▶ _Written request_: A verbatim copy of the records is required, with all pictures left out.
════════════════
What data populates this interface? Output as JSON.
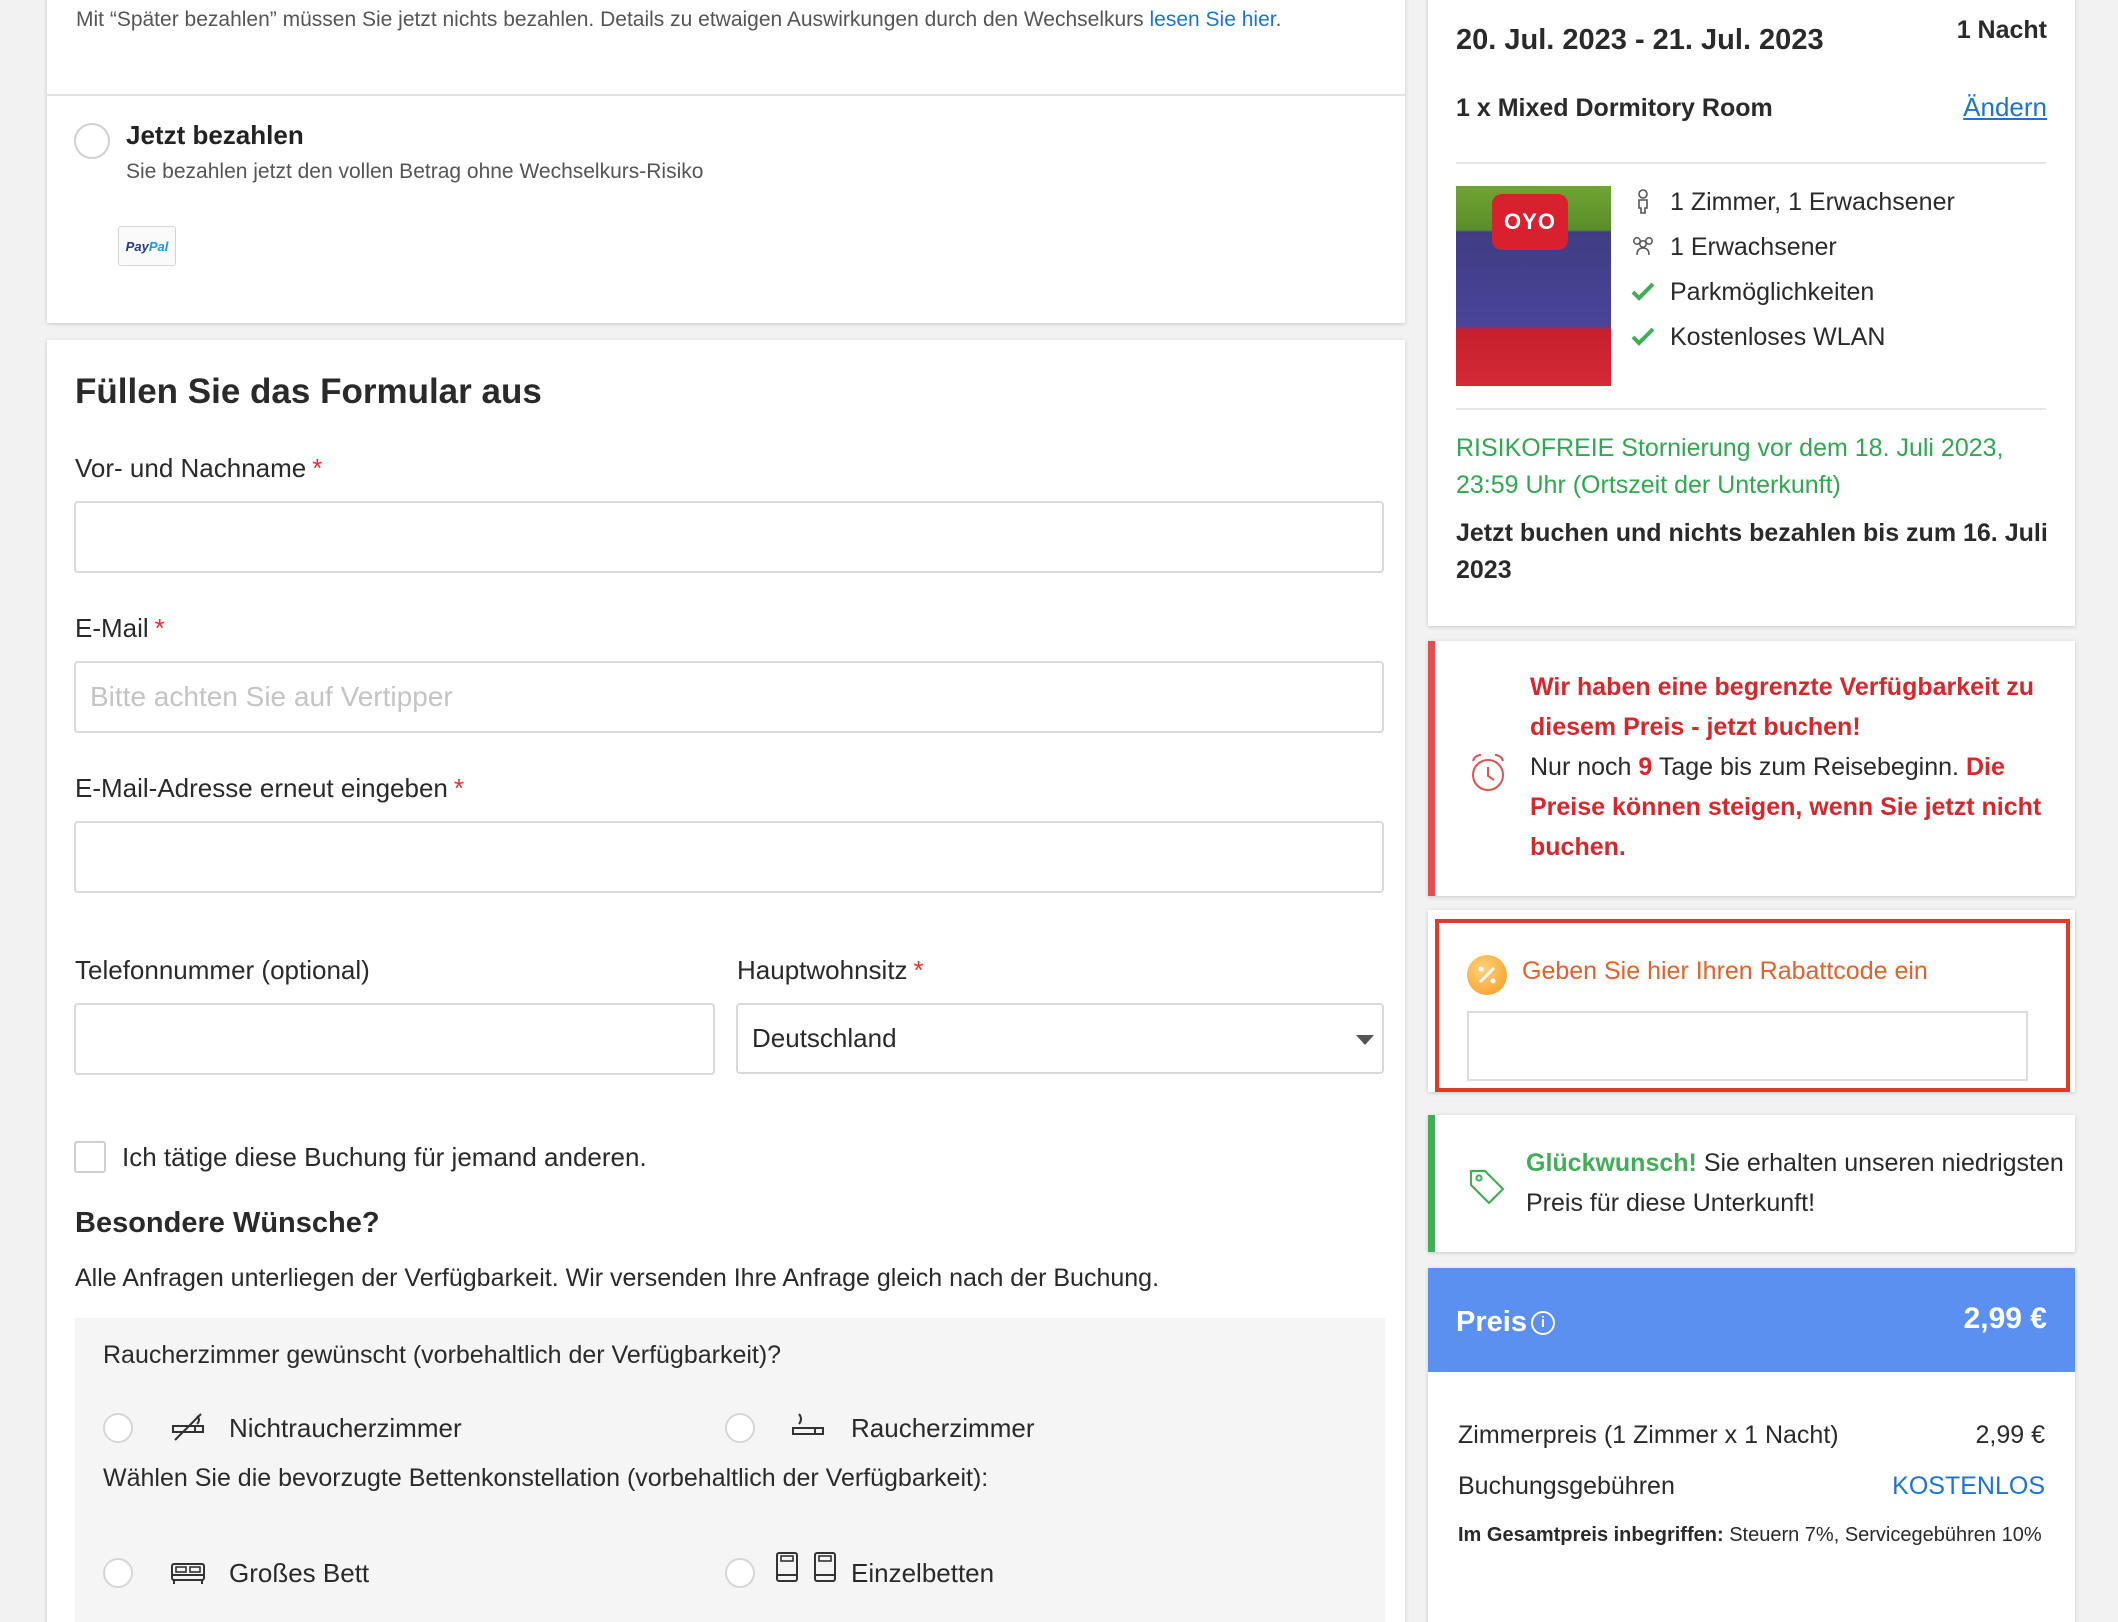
{
  "payment": {
    "later_text": "Mit “Später bezahlen” müssen Sie jetzt nichts bezahlen. Details zu etwaigen Auswirkungen durch den Wechselkurs",
    "later_link": "lesen Sie hier",
    "later_end": ".",
    "now_title": "Jetzt bezahlen",
    "now_subtitle": "Sie bezahlen jetzt den vollen Betrag ohne Wechselkurs-Risiko",
    "paypal_a": "Pay",
    "paypal_b": "Pal"
  },
  "form": {
    "title": "Füllen Sie das Formular aus",
    "name_label": "Vor- und Nachname",
    "email_label": "E-Mail",
    "email_placeholder": "Bitte achten Sie auf Vertipper",
    "email_repeat_label": "E-Mail-Adresse erneut eingeben",
    "phone_label": "Telefonnummer (optional)",
    "residence_label": "Hauptwohnsitz",
    "residence_value": "Deutschland",
    "required_mark": "*",
    "other_person_label": "Ich tätige diese Buchung für jemand anderen.",
    "wishes_title": "Besondere Wünsche?",
    "wishes_note": "Alle Anfragen unterliegen der Verfügbarkeit. Wir versenden Ihre Anfrage gleich nach der Buchung.",
    "smoking_question": "Raucherzimmer gewünscht (vorbehaltlich der Verfügbarkeit)?",
    "non_smoking": "Nichtraucherzimmer",
    "smoking": "Raucherzimmer",
    "bed_question": "Wählen Sie die bevorzugte Bettenkonstellation (vorbehaltlich der Verfügbarkeit):",
    "big_bed": "Großes Bett",
    "single_beds": "Einzelbetten"
  },
  "summary": {
    "dates": "20. Jul. 2023 - 21. Jul. 2023",
    "nights": "1 Nacht",
    "room": "1 x Mixed Dormitory Room",
    "change": "Ändern",
    "photo_logo": "OYO",
    "features": [
      {
        "icon": "person-icon",
        "text": "1 Zimmer, 1 Erwachsener"
      },
      {
        "icon": "group-icon",
        "text": "1 Erwachsener"
      },
      {
        "icon": "check-icon",
        "text": "Parkmöglichkeiten"
      },
      {
        "icon": "check-icon",
        "text": "Kostenloses WLAN"
      }
    ],
    "cancellation": "RISIKOFREIE Stornierung vor dem 18. Juli 2023, 23:59 Uhr (Ortszeit der Unterkunft)",
    "pay_later": "Jetzt buchen und nichts bezahlen bis zum 16. Juli 2023"
  },
  "availability": {
    "headline": "Wir haben eine begrenzte Verfügbarkeit zu diesem Preis - jetzt buchen!",
    "days_prefix": "Nur noch",
    "days_count": "9",
    "days_suffix": "Tage bis zum Reisebeginn.",
    "warning": "Die Preise können steigen, wenn Sie jetzt nicht buchen."
  },
  "discount": {
    "label": "Geben Sie hier Ihren Rabattcode ein"
  },
  "congrats": {
    "highlight": "Glückwunsch!",
    "text": "Sie erhalten unseren niedrigsten Preis für diese Unterkunft!"
  },
  "price": {
    "title": "Preis",
    "info": "i",
    "total": "2,99 €",
    "room_label": "Zimmerpreis (1 Zimmer x 1 Nacht)",
    "room_value": "2,99 €",
    "fees_label": "Buchungsgebühren",
    "fees_value": "KOSTENLOS",
    "tax_bold": "Im Gesamtpreis inbegriffen:",
    "tax_text": "Steuern 7%, Servicegebühren 10%"
  },
  "colors": {
    "link": "#1a73d9",
    "required": "#e0322b",
    "success": "#2fa84f",
    "alert": "#d9262b",
    "price_header": "#5b8ff0",
    "discount": "#e6602a"
  }
}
════════════════
▶ _Solution for this problem_:
What data populates this interface? Output as JSON.
{
  "payment": {
    "later_text": "Mit “Später bezahlen” müssen Sie jetzt nichts bezahlen. Details zu etwaigen Auswirkungen durch den Wechselkurs",
    "later_link": "lesen Sie hier",
    "later_end": ".",
    "now_title": "Jetzt bezahlen",
    "now_subtitle": "Sie bezahlen jetzt den vollen Betrag ohne Wechselkurs-Risiko",
    "paypal_a": "Pay",
    "paypal_b": "Pal"
  },
  "form": {
    "title": "Füllen Sie das Formular aus",
    "name_label": "Vor- und Nachname",
    "email_label": "E-Mail",
    "email_placeholder": "Bitte achten Sie auf Vertipper",
    "email_repeat_label": "E-Mail-Adresse erneut eingeben",
    "phone_label": "Telefonnummer (optional)",
    "residence_label": "Hauptwohnsitz",
    "residence_value": "Deutschland",
    "required_mark": "*",
    "other_person_label": "Ich tätige diese Buchung für jemand anderen.",
    "wishes_title": "Besondere Wünsche?",
    "wishes_note": "Alle Anfragen unterliegen der Verfügbarkeit. Wir versenden Ihre Anfrage gleich nach der Buchung.",
    "smoking_question": "Raucherzimmer gewünscht (vorbehaltlich der Verfügbarkeit)?",
    "non_smoking": "Nichtraucherzimmer",
    "smoking": "Raucherzimmer",
    "bed_question": "Wählen Sie die bevorzugte Bettenkonstellation (vorbehaltlich der Verfügbarkeit):",
    "big_bed": "Großes Bett",
    "single_beds": "Einzelbetten"
  },
  "summary": {
    "dates": "20. Jul. 2023 - 21. Jul. 2023",
    "nights": "1 Nacht",
    "room": "1 x Mixed Dormitory Room",
    "change": "Ändern",
    "photo_logo": "OYO",
    "features": [
      {
        "icon": "person-icon",
        "text": "1 Zimmer, 1 Erwachsener"
      },
      {
        "icon": "group-icon",
        "text": "1 Erwachsener"
      },
      {
        "icon": "check-icon",
        "text": "Parkmöglichkeiten"
      },
      {
        "icon": "check-icon",
        "text": "Kostenloses WLAN"
      }
    ],
    "cancellation": "RISIKOFREIE Stornierung vor dem 18. Juli 2023, 23:59 Uhr (Ortszeit der Unterkunft)",
    "pay_later": "Jetzt buchen und nichts bezahlen bis zum 16. Juli 2023"
  },
  "availability": {
    "headline": "Wir haben eine begrenzte Verfügbarkeit zu diesem Preis - jetzt buchen!",
    "days_prefix": "Nur noch",
    "days_count": "9",
    "days_suffix": "Tage bis zum Reisebeginn.",
    "warning": "Die Preise können steigen, wenn Sie jetzt nicht buchen."
  },
  "discount": {
    "label": "Geben Sie hier Ihren Rabattcode ein"
  },
  "congrats": {
    "highlight": "Glückwunsch!",
    "text": "Sie erhalten unseren niedrigsten Preis für diese Unterkunft!"
  },
  "price": {
    "title": "Preis",
    "info": "i",
    "total": "2,99 €",
    "room_label": "Zimmerpreis (1 Zimmer x 1 Nacht)",
    "room_value": "2,99 €",
    "fees_label": "Buchungsgebühren",
    "fees_value": "KOSTENLOS",
    "tax_bold": "Im Gesamtpreis inbegriffen:",
    "tax_text": "Steuern 7%, Servicegebühren 10%"
  },
  "colors": {
    "link": "#1a73d9",
    "required": "#e0322b",
    "success": "#2fa84f",
    "alert": "#d9262b",
    "price_header": "#5b8ff0",
    "discount": "#e6602a"
  }
}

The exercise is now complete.